-- Start of LISTING --

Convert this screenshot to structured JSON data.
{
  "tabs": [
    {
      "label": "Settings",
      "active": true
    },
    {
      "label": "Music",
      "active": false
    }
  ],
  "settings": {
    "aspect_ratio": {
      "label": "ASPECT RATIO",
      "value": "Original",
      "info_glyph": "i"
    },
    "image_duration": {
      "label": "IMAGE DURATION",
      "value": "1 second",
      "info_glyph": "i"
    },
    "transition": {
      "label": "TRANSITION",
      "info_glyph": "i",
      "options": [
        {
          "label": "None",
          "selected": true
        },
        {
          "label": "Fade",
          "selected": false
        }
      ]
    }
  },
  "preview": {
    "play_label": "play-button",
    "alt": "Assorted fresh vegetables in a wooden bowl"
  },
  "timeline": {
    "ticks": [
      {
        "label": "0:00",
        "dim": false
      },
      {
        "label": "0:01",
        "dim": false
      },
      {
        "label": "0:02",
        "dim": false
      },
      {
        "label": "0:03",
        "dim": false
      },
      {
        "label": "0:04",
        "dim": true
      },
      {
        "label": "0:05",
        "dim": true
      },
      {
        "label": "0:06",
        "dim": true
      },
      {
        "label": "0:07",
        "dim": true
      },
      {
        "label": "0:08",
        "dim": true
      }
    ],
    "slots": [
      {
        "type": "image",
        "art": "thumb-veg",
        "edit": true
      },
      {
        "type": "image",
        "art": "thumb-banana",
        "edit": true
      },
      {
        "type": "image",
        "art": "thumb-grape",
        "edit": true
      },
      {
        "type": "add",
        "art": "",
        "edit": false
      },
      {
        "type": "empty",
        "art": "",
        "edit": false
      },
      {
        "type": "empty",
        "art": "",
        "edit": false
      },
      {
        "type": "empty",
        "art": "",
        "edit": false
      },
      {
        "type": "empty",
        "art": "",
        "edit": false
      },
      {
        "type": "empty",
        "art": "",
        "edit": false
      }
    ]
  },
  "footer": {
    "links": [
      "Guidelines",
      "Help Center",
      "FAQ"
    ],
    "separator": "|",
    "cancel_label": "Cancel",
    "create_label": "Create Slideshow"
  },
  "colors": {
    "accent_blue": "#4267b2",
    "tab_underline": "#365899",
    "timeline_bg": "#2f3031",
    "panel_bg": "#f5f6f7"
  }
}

-- End of LISTING --
-- Start of LISTING --

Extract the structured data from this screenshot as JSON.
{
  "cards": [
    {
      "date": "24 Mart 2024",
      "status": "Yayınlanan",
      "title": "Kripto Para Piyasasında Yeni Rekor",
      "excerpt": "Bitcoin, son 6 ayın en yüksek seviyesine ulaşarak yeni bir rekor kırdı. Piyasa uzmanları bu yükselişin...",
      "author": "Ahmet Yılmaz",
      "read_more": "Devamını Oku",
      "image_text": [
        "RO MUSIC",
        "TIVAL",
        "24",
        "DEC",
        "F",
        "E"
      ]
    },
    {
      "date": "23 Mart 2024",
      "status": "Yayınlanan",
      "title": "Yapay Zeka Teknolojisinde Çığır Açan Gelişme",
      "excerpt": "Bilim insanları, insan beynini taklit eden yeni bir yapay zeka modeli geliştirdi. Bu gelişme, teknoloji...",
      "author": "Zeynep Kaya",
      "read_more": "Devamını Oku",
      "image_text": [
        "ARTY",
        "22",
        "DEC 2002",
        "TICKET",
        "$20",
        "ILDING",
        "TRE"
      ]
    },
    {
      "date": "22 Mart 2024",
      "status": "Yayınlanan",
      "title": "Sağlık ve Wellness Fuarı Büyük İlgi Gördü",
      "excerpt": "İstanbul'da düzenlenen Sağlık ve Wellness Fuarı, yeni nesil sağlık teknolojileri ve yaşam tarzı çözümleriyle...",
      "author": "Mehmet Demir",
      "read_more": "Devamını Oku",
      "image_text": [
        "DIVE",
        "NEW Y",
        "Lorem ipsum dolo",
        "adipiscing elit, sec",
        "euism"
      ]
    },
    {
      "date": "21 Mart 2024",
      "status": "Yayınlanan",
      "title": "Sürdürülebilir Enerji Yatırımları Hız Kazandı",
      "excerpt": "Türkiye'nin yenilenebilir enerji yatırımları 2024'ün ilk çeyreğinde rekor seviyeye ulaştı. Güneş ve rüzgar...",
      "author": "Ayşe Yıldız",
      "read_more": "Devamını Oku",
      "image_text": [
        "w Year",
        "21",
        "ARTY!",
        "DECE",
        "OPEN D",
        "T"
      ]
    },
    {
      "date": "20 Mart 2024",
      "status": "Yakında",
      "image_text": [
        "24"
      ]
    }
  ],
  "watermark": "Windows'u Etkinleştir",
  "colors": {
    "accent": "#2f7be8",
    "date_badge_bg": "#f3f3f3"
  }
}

-- End of LISTING --
-- Start of LISTING --

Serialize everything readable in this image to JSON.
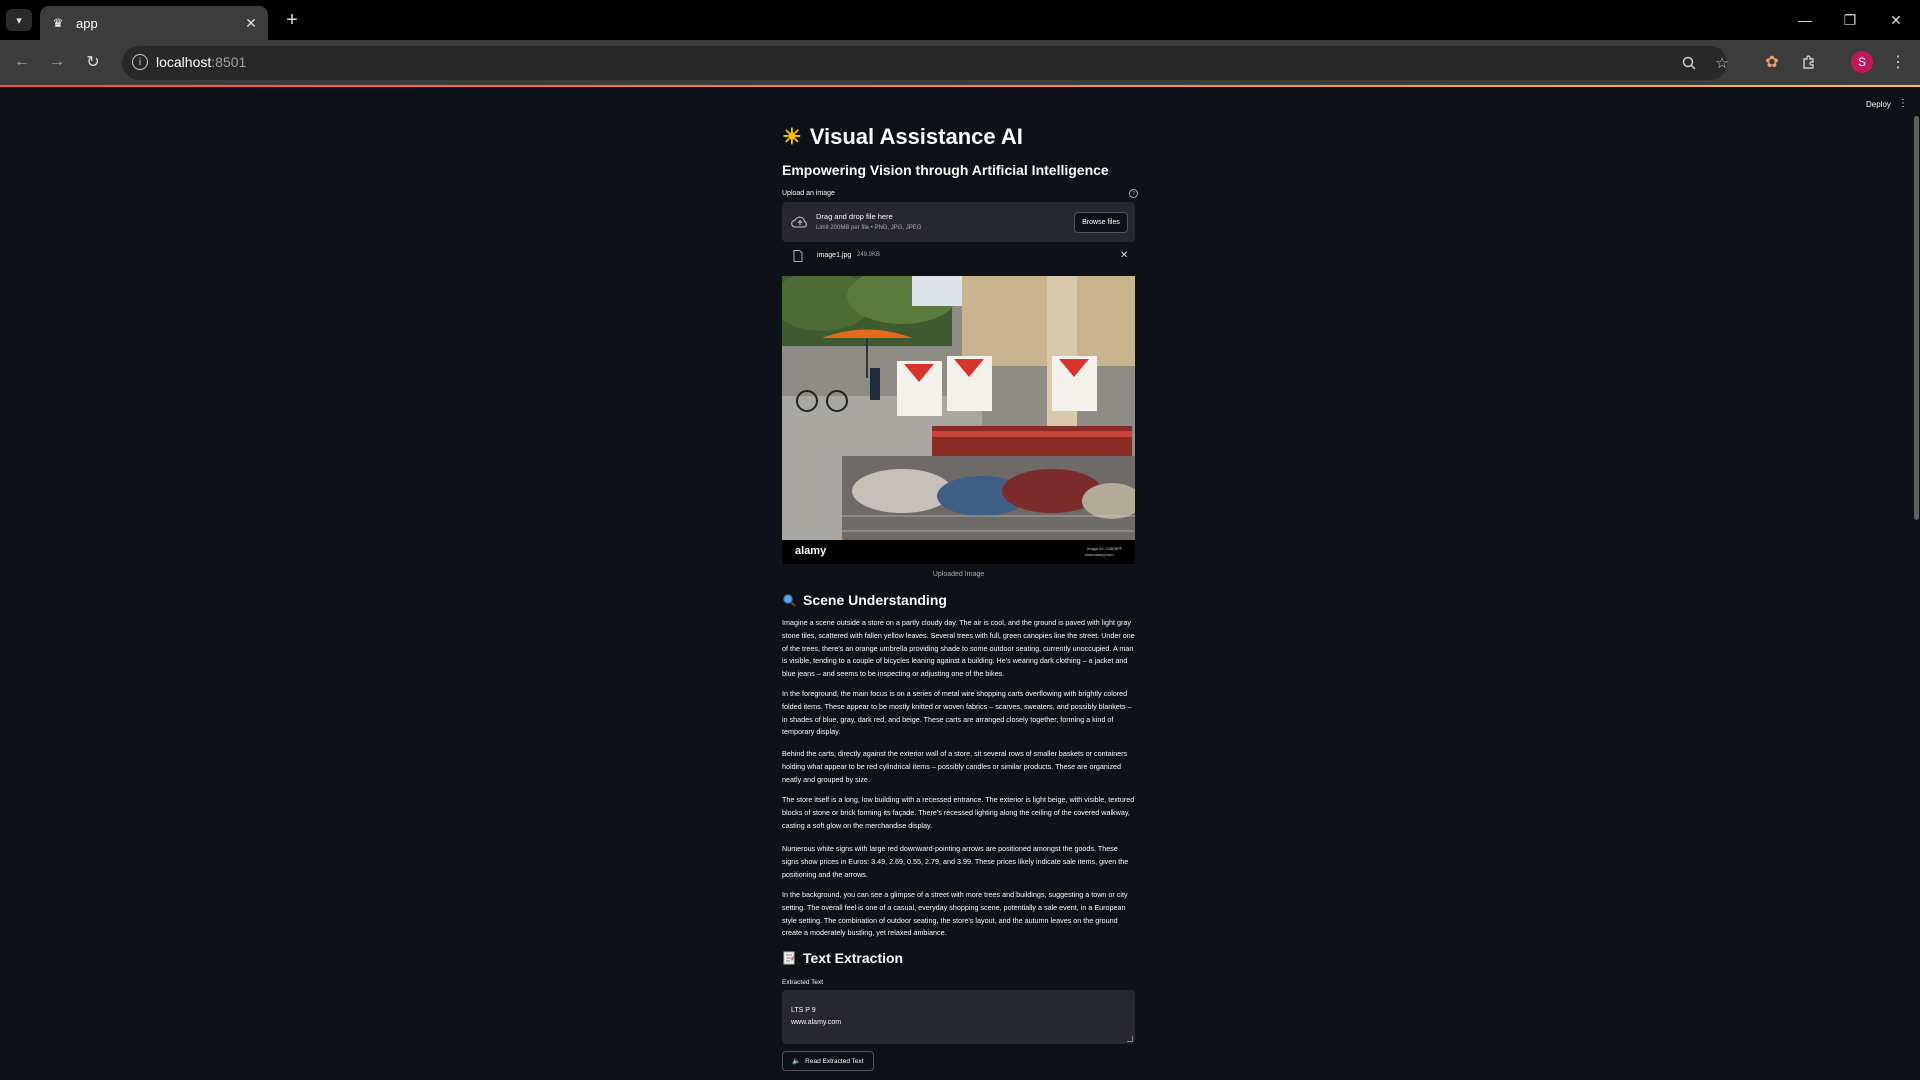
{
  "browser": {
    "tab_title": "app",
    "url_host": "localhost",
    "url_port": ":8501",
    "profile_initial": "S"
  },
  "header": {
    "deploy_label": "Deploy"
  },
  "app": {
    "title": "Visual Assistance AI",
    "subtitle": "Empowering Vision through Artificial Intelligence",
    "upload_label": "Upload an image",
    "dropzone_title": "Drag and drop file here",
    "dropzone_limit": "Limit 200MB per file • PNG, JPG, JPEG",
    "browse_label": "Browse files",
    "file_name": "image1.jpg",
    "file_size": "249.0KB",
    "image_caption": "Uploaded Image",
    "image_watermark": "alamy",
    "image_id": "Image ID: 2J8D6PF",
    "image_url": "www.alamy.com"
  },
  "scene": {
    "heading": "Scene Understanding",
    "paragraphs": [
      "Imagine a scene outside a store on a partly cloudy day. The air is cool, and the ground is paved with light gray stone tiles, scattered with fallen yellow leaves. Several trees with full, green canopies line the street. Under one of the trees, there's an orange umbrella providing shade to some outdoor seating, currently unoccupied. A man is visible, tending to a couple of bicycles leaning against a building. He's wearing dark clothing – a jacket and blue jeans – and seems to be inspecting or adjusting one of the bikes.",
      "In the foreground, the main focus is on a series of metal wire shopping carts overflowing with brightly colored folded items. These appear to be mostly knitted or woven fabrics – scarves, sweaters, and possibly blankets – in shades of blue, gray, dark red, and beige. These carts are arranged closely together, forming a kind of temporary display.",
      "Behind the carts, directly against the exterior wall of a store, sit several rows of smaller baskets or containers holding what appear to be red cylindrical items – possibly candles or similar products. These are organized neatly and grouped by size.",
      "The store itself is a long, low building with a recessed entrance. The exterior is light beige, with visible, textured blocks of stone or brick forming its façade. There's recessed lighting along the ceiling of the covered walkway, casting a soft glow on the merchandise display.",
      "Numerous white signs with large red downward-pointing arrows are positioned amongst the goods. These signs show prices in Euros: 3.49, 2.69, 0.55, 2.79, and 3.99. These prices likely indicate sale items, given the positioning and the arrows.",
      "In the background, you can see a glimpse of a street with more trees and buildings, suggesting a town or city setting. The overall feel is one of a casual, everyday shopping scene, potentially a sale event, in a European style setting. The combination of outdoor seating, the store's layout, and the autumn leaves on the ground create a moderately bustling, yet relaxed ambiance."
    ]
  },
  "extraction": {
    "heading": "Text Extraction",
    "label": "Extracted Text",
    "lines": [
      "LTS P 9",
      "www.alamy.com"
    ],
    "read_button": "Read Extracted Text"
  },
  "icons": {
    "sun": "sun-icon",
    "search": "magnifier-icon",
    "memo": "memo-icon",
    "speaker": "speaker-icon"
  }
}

-- End of LISTING --

WORK TO DO ->
Write out every line of the data that holds the word "carts".

EXERCISE OUTPUT ->
      "In the foreground, the main focus is on a series of metal wire shopping carts overflowing with brightly colored folded items. These appear to be mostly knitted or woven fabrics – scarves, sweaters, and possibly blankets – in shades of blue, gray, dark red, and beige. These carts are arranged closely together, forming a kind of temporary display.",
      "Behind the carts, directly against the exterior wall of a store, sit several rows of smaller baskets or containers holding what appear to be red cylindrical items – possibly candles or similar products. These are organized neatly and grouped by size.",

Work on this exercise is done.